**Exercise instructions**: Print the data exactly, leaving nothing out.

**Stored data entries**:
────

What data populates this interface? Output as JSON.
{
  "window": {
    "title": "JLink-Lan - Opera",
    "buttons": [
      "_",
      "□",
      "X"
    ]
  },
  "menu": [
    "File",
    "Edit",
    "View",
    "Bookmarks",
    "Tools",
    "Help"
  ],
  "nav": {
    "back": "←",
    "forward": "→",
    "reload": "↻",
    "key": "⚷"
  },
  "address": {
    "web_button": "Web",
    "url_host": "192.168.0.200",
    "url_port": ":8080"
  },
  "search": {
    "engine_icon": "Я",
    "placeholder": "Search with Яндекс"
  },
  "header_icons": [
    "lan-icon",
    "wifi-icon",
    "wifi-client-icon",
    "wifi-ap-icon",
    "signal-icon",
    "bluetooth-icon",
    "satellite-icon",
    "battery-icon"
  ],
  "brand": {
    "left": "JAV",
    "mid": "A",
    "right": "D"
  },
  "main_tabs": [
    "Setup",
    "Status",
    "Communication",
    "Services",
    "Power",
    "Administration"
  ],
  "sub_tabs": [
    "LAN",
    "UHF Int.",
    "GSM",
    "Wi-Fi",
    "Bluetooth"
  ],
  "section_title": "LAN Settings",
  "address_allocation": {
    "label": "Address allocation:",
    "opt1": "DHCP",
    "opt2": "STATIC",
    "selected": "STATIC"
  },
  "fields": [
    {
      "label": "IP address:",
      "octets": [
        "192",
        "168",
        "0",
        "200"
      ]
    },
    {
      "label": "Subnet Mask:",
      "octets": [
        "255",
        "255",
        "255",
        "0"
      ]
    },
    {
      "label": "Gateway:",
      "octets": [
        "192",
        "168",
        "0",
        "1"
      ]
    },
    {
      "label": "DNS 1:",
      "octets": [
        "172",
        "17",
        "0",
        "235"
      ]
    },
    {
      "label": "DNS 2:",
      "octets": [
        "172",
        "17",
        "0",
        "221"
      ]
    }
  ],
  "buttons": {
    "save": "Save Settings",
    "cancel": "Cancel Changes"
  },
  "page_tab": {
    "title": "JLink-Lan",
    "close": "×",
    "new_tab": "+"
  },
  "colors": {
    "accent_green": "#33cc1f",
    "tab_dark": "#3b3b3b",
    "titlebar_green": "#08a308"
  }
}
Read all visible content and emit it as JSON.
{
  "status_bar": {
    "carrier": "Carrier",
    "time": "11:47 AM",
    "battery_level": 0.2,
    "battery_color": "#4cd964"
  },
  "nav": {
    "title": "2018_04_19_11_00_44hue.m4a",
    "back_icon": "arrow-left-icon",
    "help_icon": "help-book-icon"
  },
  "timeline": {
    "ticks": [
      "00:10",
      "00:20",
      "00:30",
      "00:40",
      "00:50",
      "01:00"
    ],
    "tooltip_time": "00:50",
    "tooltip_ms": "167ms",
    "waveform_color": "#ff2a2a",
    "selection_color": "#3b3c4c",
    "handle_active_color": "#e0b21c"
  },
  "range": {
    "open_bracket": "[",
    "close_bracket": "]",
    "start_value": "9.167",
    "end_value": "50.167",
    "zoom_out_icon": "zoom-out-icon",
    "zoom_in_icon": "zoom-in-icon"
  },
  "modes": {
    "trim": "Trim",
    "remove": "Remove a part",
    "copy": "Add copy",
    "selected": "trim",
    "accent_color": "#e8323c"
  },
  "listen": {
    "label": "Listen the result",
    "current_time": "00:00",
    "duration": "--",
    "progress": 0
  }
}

────

**Correct result**:
What data populates this interface? Output as JSON.
{
  "window": {
    "title": "JLink-Lan - Opera",
    "buttons": [
      "_",
      "□",
      "X"
    ]
  },
  "menu": [
    "File",
    "Edit",
    "View",
    "Bookmarks",
    "Tools",
    "Help"
  ],
  "nav": {
    "back": "←",
    "forward": "→",
    "reload": "↻",
    "key": "⚷"
  },
  "address": {
    "web_button": "Web",
    "url_host": "192.168.0.200",
    "url_port": ":8080"
  },
  "search": {
    "engine_icon": "Я",
    "placeholder": "Search with Яндекс"
  },
  "header_icons": [
    "lan-icon",
    "wifi-icon",
    "wifi-client-icon",
    "wifi-ap-icon",
    "signal-icon",
    "bluetooth-icon",
    "satellite-icon",
    "battery-icon"
  ],
  "brand": {
    "left": "JAV",
    "mid": "A",
    "right": "D"
  },
  "main_tabs": [
    "Setup",
    "Status",
    "Communication",
    "Services",
    "Power",
    "Administration"
  ],
  "sub_tabs": [
    "LAN",
    "UHF Int.",
    "GSM",
    "Wi-Fi",
    "Bluetooth"
  ],
  "section_title": "LAN Settings",
  "address_allocation": {
    "label": "Address allocation:",
    "opt1": "DHCP",
    "opt2": "STATIC",
    "selected": "STATIC"
  },
  "fields": [
    {
      "label": "IP address:",
      "octets": [
        "192",
        "168",
        "0",
        "200"
      ]
    },
    {
      "label": "Subnet Mask:",
      "octets": [
        "255",
        "255",
        "255",
        "0"
      ]
    },
    {
      "label": "Gateway:",
      "octets": [
        "192",
        "168",
        "0",
        "1"
      ]
    },
    {
      "label": "DNS 1:",
      "octets": [
        "172",
        "17",
        "0",
        "235"
      ]
    },
    {
      "label": "DNS 2:",
      "octets": [
        "172",
        "17",
        "0",
        "221"
      ]
    }
  ],
  "buttons": {
    "save": "Save Settings",
    "cancel": "Cancel Changes"
  },
  "page_tab": {
    "title": "JLink-Lan",
    "close": "×",
    "new_tab": "+"
  },
  "colors": {
    "accent_green": "#33cc1f",
    "tab_dark": "#3b3b3b",
    "titlebar_green": "#08a308"
  }
}
Read all visible content and emit it as JSON.
{
  "status_bar": {
    "carrier": "Carrier",
    "time": "11:47 AM",
    "battery_level": 0.2,
    "battery_color": "#4cd964"
  },
  "nav": {
    "title": "2018_04_19_11_00_44hue.m4a",
    "back_icon": "arrow-left-icon",
    "help_icon": "help-book-icon"
  },
  "timeline": {
    "ticks": [
      "00:10",
      "00:20",
      "00:30",
      "00:40",
      "00:50",
      "01:00"
    ],
    "tooltip_time": "00:50",
    "tooltip_ms": "167ms",
    "waveform_color": "#ff2a2a",
    "selection_color": "#3b3c4c",
    "handle_active_color": "#e0b21c"
  },
  "range": {
    "open_bracket": "[",
    "close_bracket": "]",
    "start_value": "9.167",
    "end_value": "50.167",
    "zoom_out_icon": "zoom-out-icon",
    "zoom_in_icon": "zoom-in-icon"
  },
  "modes": {
    "trim": "Trim",
    "remove": "Remove a part",
    "copy": "Add copy",
    "selected": "trim",
    "accent_color": "#e8323c"
  },
  "listen": {
    "label": "Listen the result",
    "current_time": "00:00",
    "duration": "--",
    "progress": 0
  }
}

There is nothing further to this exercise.